**Your goal**
Reproduce the listing below verbatim.

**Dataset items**
-- begin --

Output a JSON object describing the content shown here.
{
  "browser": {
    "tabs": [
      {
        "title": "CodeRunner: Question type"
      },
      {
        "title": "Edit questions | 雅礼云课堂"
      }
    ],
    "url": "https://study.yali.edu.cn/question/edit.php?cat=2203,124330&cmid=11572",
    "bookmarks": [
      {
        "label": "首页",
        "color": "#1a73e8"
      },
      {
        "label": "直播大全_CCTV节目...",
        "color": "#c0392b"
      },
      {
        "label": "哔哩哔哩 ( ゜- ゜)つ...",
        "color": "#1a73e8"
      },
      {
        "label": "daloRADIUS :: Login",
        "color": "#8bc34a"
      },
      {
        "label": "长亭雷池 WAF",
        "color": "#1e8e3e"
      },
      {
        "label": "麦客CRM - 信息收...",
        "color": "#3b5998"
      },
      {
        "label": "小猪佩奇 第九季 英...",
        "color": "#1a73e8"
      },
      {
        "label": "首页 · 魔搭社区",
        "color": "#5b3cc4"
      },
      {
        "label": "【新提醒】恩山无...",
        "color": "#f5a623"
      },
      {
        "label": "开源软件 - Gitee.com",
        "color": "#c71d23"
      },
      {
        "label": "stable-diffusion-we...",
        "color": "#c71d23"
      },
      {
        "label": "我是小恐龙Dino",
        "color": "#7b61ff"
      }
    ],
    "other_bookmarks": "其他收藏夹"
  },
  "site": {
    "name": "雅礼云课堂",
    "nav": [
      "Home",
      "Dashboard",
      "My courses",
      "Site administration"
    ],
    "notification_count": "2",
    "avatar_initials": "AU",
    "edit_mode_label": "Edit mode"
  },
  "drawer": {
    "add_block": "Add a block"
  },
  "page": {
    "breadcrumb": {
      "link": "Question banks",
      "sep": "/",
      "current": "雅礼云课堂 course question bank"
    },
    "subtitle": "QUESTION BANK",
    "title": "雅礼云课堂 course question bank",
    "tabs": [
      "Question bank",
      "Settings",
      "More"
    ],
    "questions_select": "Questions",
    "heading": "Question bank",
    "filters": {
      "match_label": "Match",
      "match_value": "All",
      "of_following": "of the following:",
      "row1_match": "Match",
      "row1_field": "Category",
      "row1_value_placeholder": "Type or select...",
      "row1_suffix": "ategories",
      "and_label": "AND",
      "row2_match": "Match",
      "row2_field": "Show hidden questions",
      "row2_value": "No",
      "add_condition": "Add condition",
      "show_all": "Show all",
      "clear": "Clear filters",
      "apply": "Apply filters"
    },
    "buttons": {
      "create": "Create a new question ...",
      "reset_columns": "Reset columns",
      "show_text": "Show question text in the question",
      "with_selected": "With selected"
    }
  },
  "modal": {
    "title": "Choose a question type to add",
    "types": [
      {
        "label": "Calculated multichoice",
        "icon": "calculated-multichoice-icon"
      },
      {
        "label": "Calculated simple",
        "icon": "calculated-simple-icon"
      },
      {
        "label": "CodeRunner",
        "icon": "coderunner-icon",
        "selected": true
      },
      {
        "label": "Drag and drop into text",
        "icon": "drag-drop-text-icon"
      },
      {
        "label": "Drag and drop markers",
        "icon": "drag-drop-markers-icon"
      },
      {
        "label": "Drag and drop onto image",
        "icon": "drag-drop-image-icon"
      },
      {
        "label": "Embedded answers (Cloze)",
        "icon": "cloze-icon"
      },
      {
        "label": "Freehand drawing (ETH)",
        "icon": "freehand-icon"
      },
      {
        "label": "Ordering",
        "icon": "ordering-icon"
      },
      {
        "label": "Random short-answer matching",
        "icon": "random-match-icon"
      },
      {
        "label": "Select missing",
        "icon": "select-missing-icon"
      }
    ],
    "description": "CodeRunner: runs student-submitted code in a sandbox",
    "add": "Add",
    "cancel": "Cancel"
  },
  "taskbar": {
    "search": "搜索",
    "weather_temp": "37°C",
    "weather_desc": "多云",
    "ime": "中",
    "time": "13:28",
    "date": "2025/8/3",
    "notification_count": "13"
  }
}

-- end --

**Solution**
Output a JSON object describing the content shown here.
{
  "browser": {
    "tabs": [
      {
        "title": "CodeRunner: Question type"
      },
      {
        "title": "Edit questions | 雅礼云课堂"
      }
    ],
    "url": "https://study.yali.edu.cn/question/edit.php?cat=2203,124330&cmid=11572",
    "bookmarks": [
      {
        "label": "首页",
        "color": "#1a73e8"
      },
      {
        "label": "直播大全_CCTV节目...",
        "color": "#c0392b"
      },
      {
        "label": "哔哩哔哩 ( ゜- ゜)つ...",
        "color": "#1a73e8"
      },
      {
        "label": "daloRADIUS :: Login",
        "color": "#8bc34a"
      },
      {
        "label": "长亭雷池 WAF",
        "color": "#1e8e3e"
      },
      {
        "label": "麦客CRM - 信息收...",
        "color": "#3b5998"
      },
      {
        "label": "小猪佩奇 第九季 英...",
        "color": "#1a73e8"
      },
      {
        "label": "首页 · 魔搭社区",
        "color": "#5b3cc4"
      },
      {
        "label": "【新提醒】恩山无...",
        "color": "#f5a623"
      },
      {
        "label": "开源软件 - Gitee.com",
        "color": "#c71d23"
      },
      {
        "label": "stable-diffusion-we...",
        "color": "#c71d23"
      },
      {
        "label": "我是小恐龙Dino",
        "color": "#7b61ff"
      }
    ],
    "other_bookmarks": "其他收藏夹"
  },
  "site": {
    "name": "雅礼云课堂",
    "nav": [
      "Home",
      "Dashboard",
      "My courses",
      "Site administration"
    ],
    "notification_count": "2",
    "avatar_initials": "AU",
    "edit_mode_label": "Edit mode"
  },
  "drawer": {
    "add_block": "Add a block"
  },
  "page": {
    "breadcrumb": {
      "link": "Question banks",
      "sep": "/",
      "current": "雅礼云课堂 course question bank"
    },
    "subtitle": "QUESTION BANK",
    "title": "雅礼云课堂 course question bank",
    "tabs": [
      "Question bank",
      "Settings",
      "More"
    ],
    "questions_select": "Questions",
    "heading": "Question bank",
    "filters": {
      "match_label": "Match",
      "match_value": "All",
      "of_following": "of the following:",
      "row1_match": "Match",
      "row1_field": "Category",
      "row1_value_placeholder": "Type or select...",
      "row1_suffix": "ategories",
      "and_label": "AND",
      "row2_match": "Match",
      "row2_field": "Show hidden questions",
      "row2_value": "No",
      "add_condition": "Add condition",
      "show_all": "Show all",
      "clear": "Clear filters",
      "apply": "Apply filters"
    },
    "buttons": {
      "create": "Create a new question ...",
      "reset_columns": "Reset columns",
      "show_text": "Show question text in the question",
      "with_selected": "With selected"
    }
  },
  "modal": {
    "title": "Choose a question type to add",
    "types": [
      {
        "label": "Calculated multichoice",
        "icon": "calculated-multichoice-icon"
      },
      {
        "label": "Calculated simple",
        "icon": "calculated-simple-icon"
      },
      {
        "label": "CodeRunner",
        "icon": "coderunner-icon",
        "selected": true
      },
      {
        "label": "Drag and drop into text",
        "icon": "drag-drop-text-icon"
      },
      {
        "label": "Drag and drop markers",
        "icon": "drag-drop-markers-icon"
      },
      {
        "label": "Drag and drop onto image",
        "icon": "drag-drop-image-icon"
      },
      {
        "label": "Embedded answers (Cloze)",
        "icon": "cloze-icon"
      },
      {
        "label": "Freehand drawing (ETH)",
        "icon": "freehand-icon"
      },
      {
        "label": "Ordering",
        "icon": "ordering-icon"
      },
      {
        "label": "Random short-answer matching",
        "icon": "random-match-icon"
      },
      {
        "label": "Select missing",
        "icon": "select-missing-icon"
      }
    ],
    "description": "CodeRunner: runs student-submitted code in a sandbox",
    "add": "Add",
    "cancel": "Cancel"
  },
  "taskbar": {
    "search": "搜索",
    "weather_temp": "37°C",
    "weather_desc": "多云",
    "ime": "中",
    "time": "13:28",
    "date": "2025/8/3",
    "notification_count": "13"
  }
}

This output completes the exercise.